Data items:
****************

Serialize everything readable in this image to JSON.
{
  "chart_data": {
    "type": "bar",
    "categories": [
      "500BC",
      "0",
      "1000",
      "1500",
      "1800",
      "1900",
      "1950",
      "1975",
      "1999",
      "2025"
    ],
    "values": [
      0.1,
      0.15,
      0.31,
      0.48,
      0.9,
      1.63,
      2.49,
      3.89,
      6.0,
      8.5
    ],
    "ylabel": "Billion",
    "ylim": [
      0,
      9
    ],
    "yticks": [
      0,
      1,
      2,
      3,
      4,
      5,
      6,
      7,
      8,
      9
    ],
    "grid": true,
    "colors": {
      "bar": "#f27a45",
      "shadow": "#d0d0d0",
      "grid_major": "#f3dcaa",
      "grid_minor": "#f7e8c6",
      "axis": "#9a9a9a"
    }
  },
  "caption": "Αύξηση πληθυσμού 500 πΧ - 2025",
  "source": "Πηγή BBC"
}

****************

Reproduce the data shown above exactly.

* FINAL RESULT:
Serialize everything readable in this image to JSON.
{
  "chart_data": {
    "type": "bar",
    "categories": [
      "500BC",
      "0",
      "1000",
      "1500",
      "1800",
      "1900",
      "1950",
      "1975",
      "1999",
      "2025"
    ],
    "values": [
      0.1,
      0.15,
      0.31,
      0.48,
      0.9,
      1.63,
      2.49,
      3.89,
      6.0,
      8.5
    ],
    "ylabel": "Billion",
    "ylim": [
      0,
      9
    ],
    "yticks": [
      0,
      1,
      2,
      3,
      4,
      5,
      6,
      7,
      8,
      9
    ],
    "grid": true,
    "colors": {
      "bar": "#f27a45",
      "shadow": "#d0d0d0",
      "grid_major": "#f3dcaa",
      "grid_minor": "#f7e8c6",
      "axis": "#9a9a9a"
    }
  },
  "caption": "Αύξηση πληθυσμού 500 πΧ - 2025",
  "source": "Πηγή BBC"
}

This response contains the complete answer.